:: Exercise description ::
Do not include the pictures; repeat the rest of the data exactly.

* Start Data records *

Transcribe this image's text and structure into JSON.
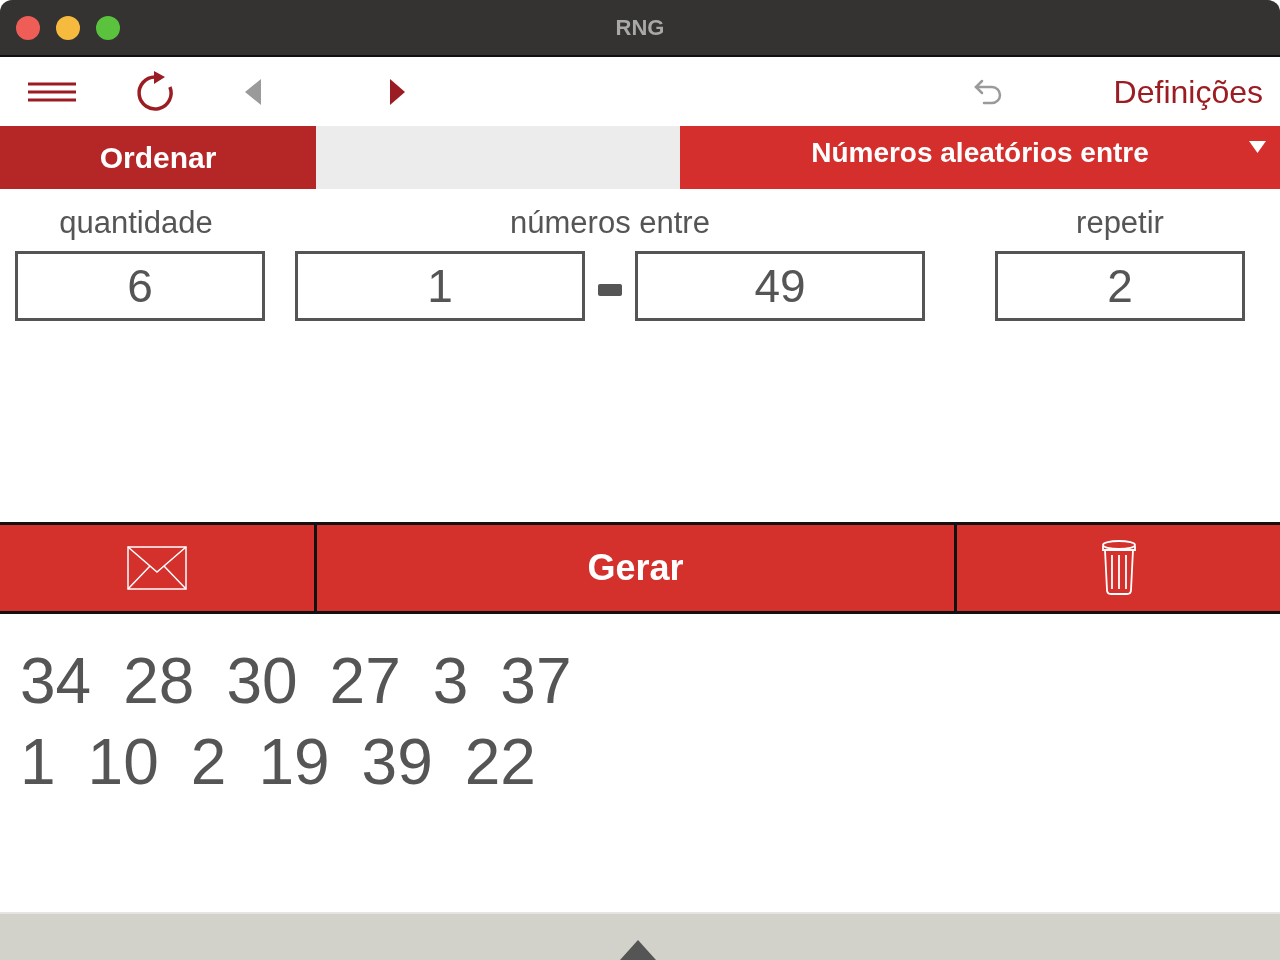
{
  "window": {
    "title": "RNG"
  },
  "toolbar": {
    "back": {
      "disabled": true
    },
    "forward": {
      "disabled": false
    },
    "undo": {
      "disabled": true
    },
    "settings": "Definições"
  },
  "mode_bar": {
    "sort": "Ordenar",
    "mode": "Números aleatórios entre"
  },
  "inputs": {
    "quantity": {
      "label": "quantidade",
      "value": "6"
    },
    "range": {
      "label": "números entre",
      "from": "1",
      "to": "49"
    },
    "repeat": {
      "label": "repetir",
      "value": "2"
    }
  },
  "actions": {
    "generate": "Gerar"
  },
  "results": [
    [
      "34",
      "28",
      "30",
      "27",
      "3",
      "37"
    ],
    [
      "1",
      "10",
      "2",
      "19",
      "39",
      "22"
    ]
  ]
}
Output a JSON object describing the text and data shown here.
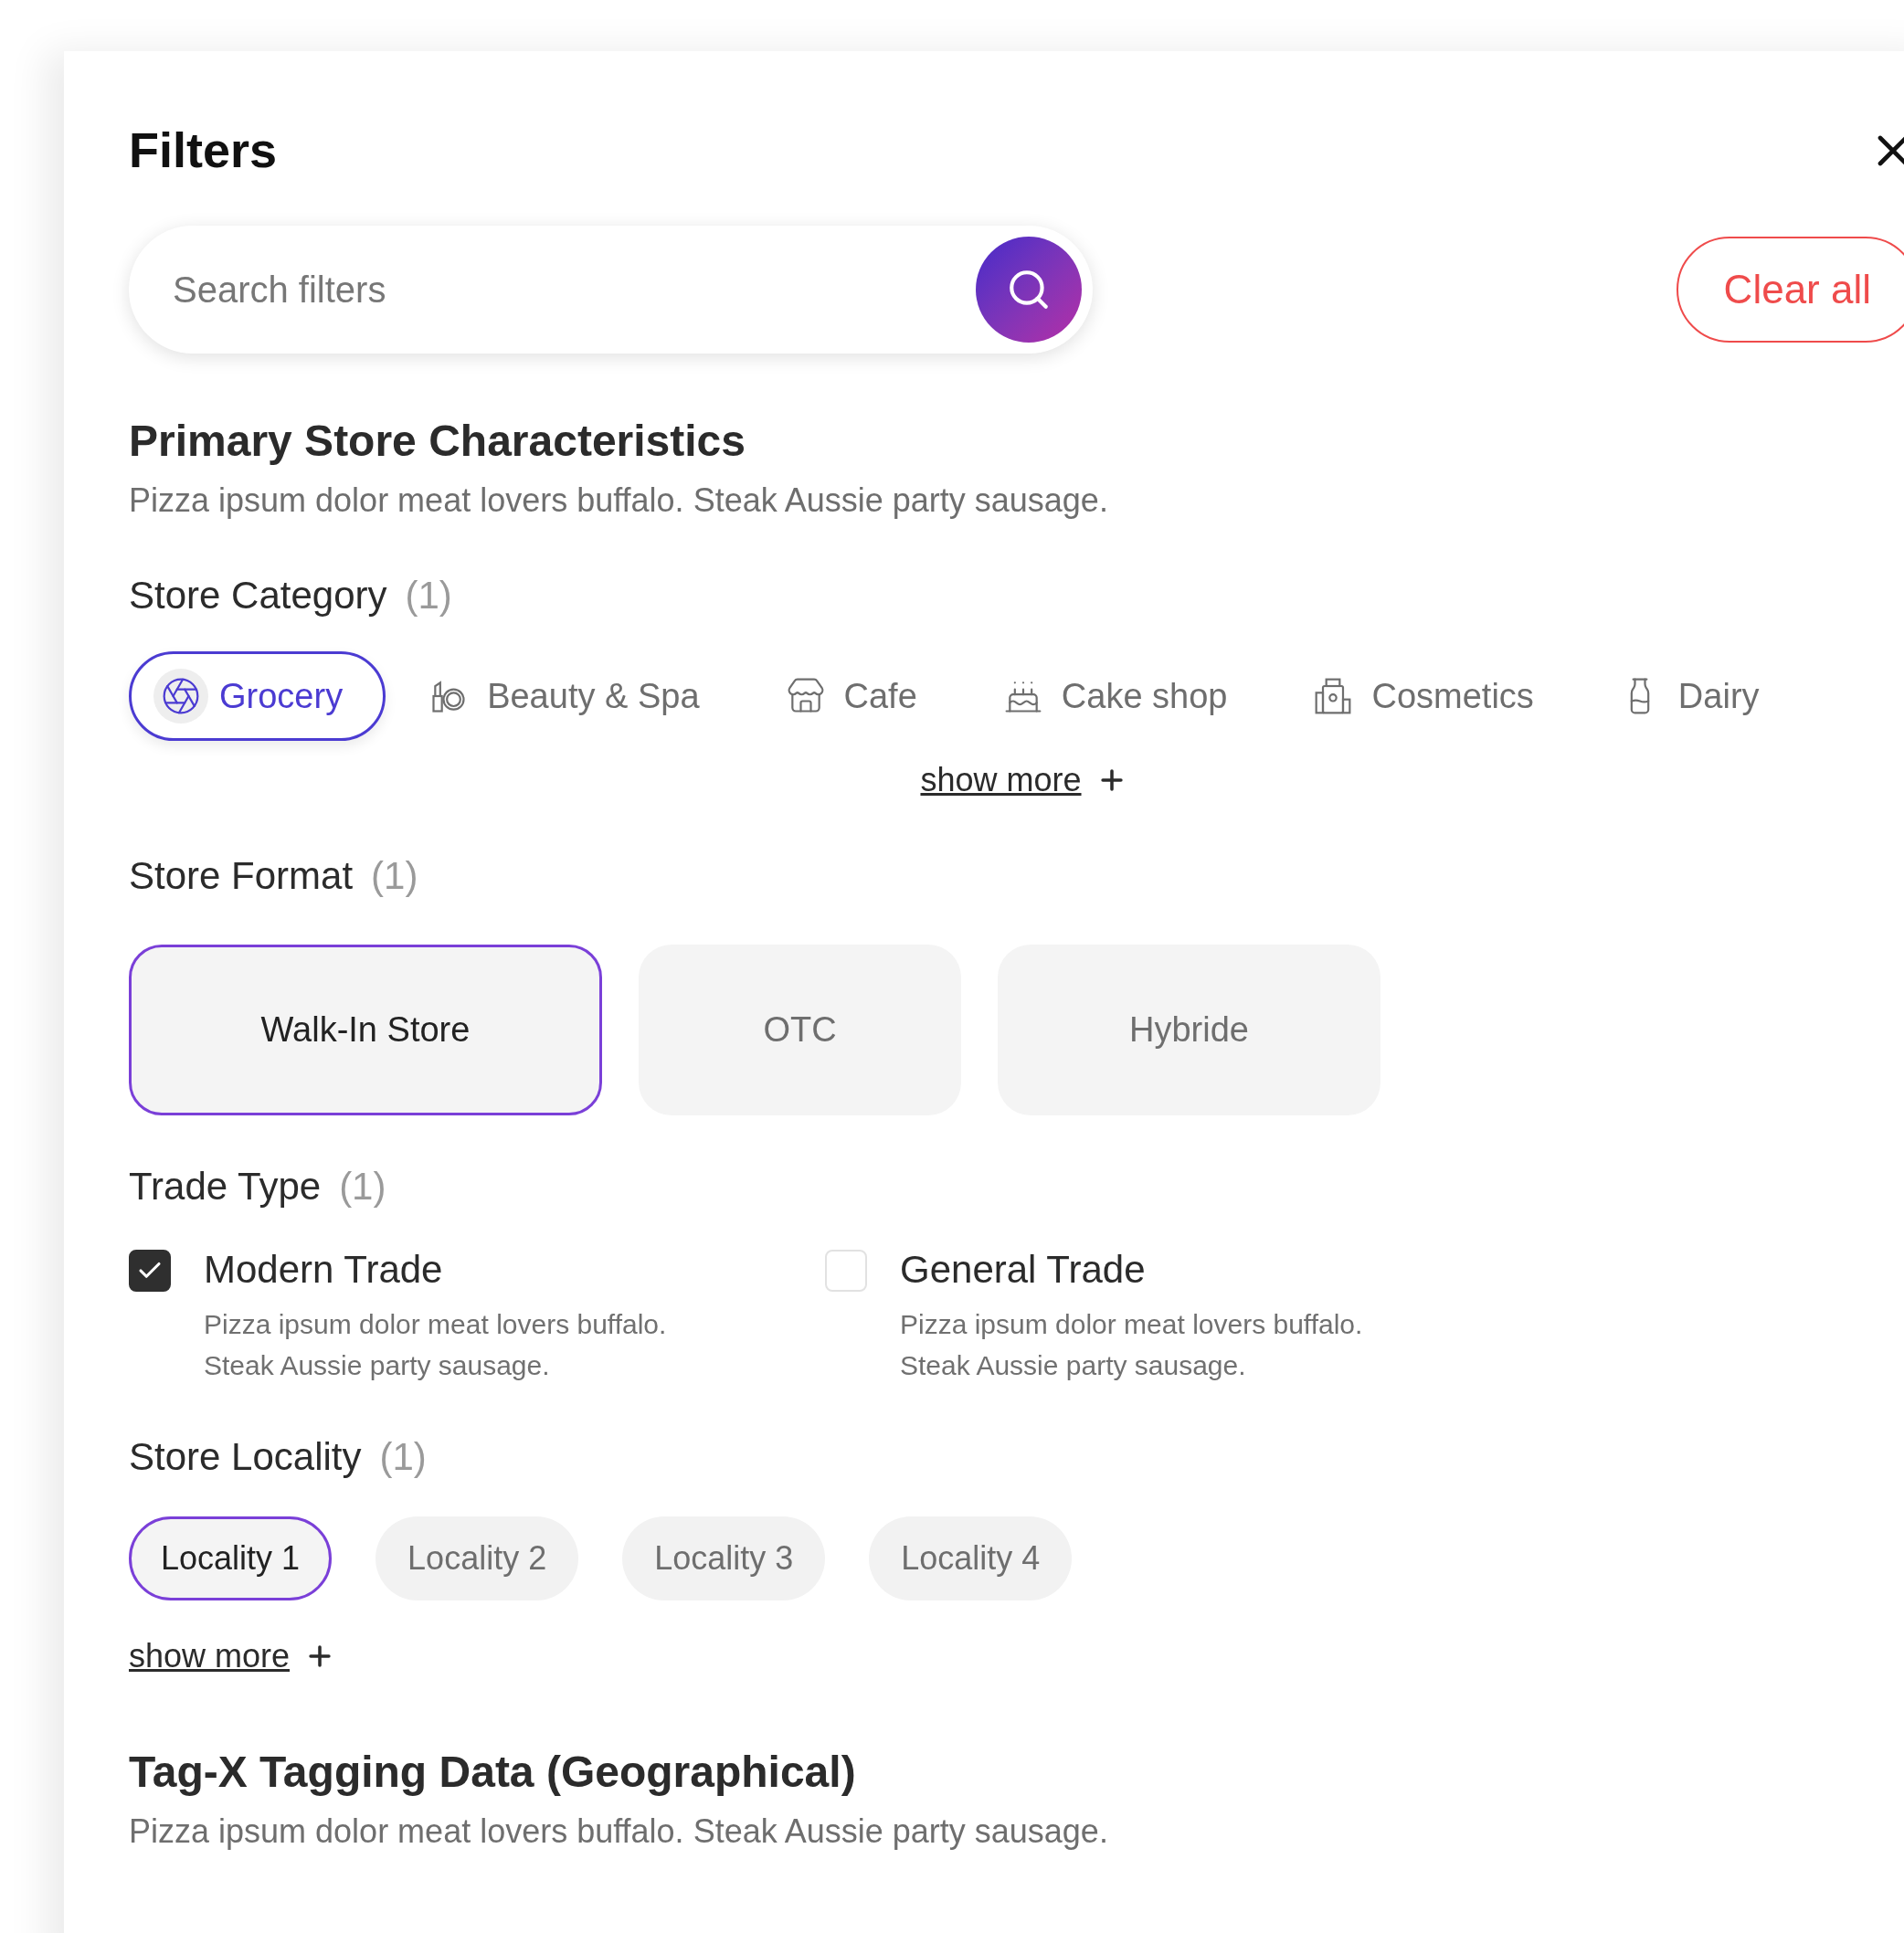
{
  "panel": {
    "title": "Filters"
  },
  "search": {
    "placeholder": "Search filters"
  },
  "clear_button": "Clear all",
  "sections": [
    {
      "title": "Primary Store Characteristics",
      "description": "Pizza ipsum dolor meat lovers buffalo. Steak Aussie party sausage.",
      "groups": [
        {
          "kind": "chips",
          "title": "Store Category",
          "count": "(1)",
          "show_more": "show more",
          "options": [
            {
              "label": "Grocery",
              "selected": true
            },
            {
              "label": "Beauty & Spa",
              "selected": false
            },
            {
              "label": "Cafe",
              "selected": false
            },
            {
              "label": "Cake shop",
              "selected": false
            },
            {
              "label": "Cosmetics",
              "selected": false
            },
            {
              "label": "Dairy",
              "selected": false
            }
          ]
        },
        {
          "kind": "tiles",
          "title": "Store Format",
          "count": "(1)",
          "options": [
            {
              "label": "Walk-In Store",
              "selected": true
            },
            {
              "label": "OTC",
              "selected": false
            },
            {
              "label": "Hybride",
              "selected": false
            }
          ]
        },
        {
          "kind": "checks",
          "title": "Trade Type",
          "count": "(1)",
          "options": [
            {
              "label": "Modern Trade",
              "checked": true,
              "description": "Pizza ipsum dolor meat lovers buffalo. Steak Aussie party sausage."
            },
            {
              "label": "General Trade",
              "checked": false,
              "description": "Pizza ipsum dolor meat lovers buffalo. Steak Aussie party sausage."
            }
          ]
        },
        {
          "kind": "pills",
          "title": "Store Locality",
          "count": "(1)",
          "show_more": "show more",
          "options": [
            {
              "label": "Locality 1",
              "selected": true
            },
            {
              "label": "Locality 2",
              "selected": false
            },
            {
              "label": "Locality 3",
              "selected": false
            },
            {
              "label": "Locality 4",
              "selected": false
            }
          ]
        }
      ]
    },
    {
      "title": "Tag-X Tagging Data (Geographical)",
      "description": "Pizza ipsum dolor meat lovers buffalo. Steak Aussie party sausage."
    }
  ]
}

* End Data records *

:: Answer ::
Transcribe this image's text and structure into JSON.
{
  "window": {
    "title": "RNG"
  },
  "toolbar": {
    "back": {
      "disabled": true
    },
    "forward": {
      "disabled": false
    },
    "undo": {
      "disabled": true
    },
    "settings": "Definições"
  },
  "mode_bar": {
    "sort": "Ordenar",
    "mode": "Números aleatórios entre"
  },
  "inputs": {
    "quantity": {
      "label": "quantidade",
      "value": "6"
    },
    "range": {
      "label": "números entre",
      "from": "1",
      "to": "49"
    },
    "repeat": {
      "label": "repetir",
      "value": "2"
    }
  },
  "actions": {
    "generate": "Gerar"
  },
  "results": [
    [
      "34",
      "28",
      "30",
      "27",
      "3",
      "37"
    ],
    [
      "1",
      "10",
      "2",
      "19",
      "39",
      "22"
    ]
  ]
}
Output a JSON object describing the text and data shown here.
{
  "panel": {
    "title": "Filters"
  },
  "search": {
    "placeholder": "Search filters"
  },
  "clear_button": "Clear all",
  "sections": [
    {
      "title": "Primary Store Characteristics",
      "description": "Pizza ipsum dolor meat lovers buffalo. Steak Aussie party sausage.",
      "groups": [
        {
          "kind": "chips",
          "title": "Store Category",
          "count": "(1)",
          "show_more": "show more",
          "options": [
            {
              "label": "Grocery",
              "selected": true
            },
            {
              "label": "Beauty & Spa",
              "selected": false
            },
            {
              "label": "Cafe",
              "selected": false
            },
            {
              "label": "Cake shop",
              "selected": false
            },
            {
              "label": "Cosmetics",
              "selected": false
            },
            {
              "label": "Dairy",
              "selected": false
            }
          ]
        },
        {
          "kind": "tiles",
          "title": "Store Format",
          "count": "(1)",
          "options": [
            {
              "label": "Walk-In Store",
              "selected": true
            },
            {
              "label": "OTC",
              "selected": false
            },
            {
              "label": "Hybride",
              "selected": false
            }
          ]
        },
        {
          "kind": "checks",
          "title": "Trade Type",
          "count": "(1)",
          "options": [
            {
              "label": "Modern Trade",
              "checked": true,
              "description": "Pizza ipsum dolor meat lovers buffalo. Steak Aussie party sausage."
            },
            {
              "label": "General Trade",
              "checked": false,
              "description": "Pizza ipsum dolor meat lovers buffalo. Steak Aussie party sausage."
            }
          ]
        },
        {
          "kind": "pills",
          "title": "Store Locality",
          "count": "(1)",
          "show_more": "show more",
          "options": [
            {
              "label": "Locality 1",
              "selected": true
            },
            {
              "label": "Locality 2",
              "selected": false
            },
            {
              "label": "Locality 3",
              "selected": false
            },
            {
              "label": "Locality 4",
              "selected": false
            }
          ]
        }
      ]
    },
    {
      "title": "Tag-X Tagging Data (Geographical)",
      "description": "Pizza ipsum dolor meat lovers buffalo. Steak Aussie party sausage."
    }
  ]
}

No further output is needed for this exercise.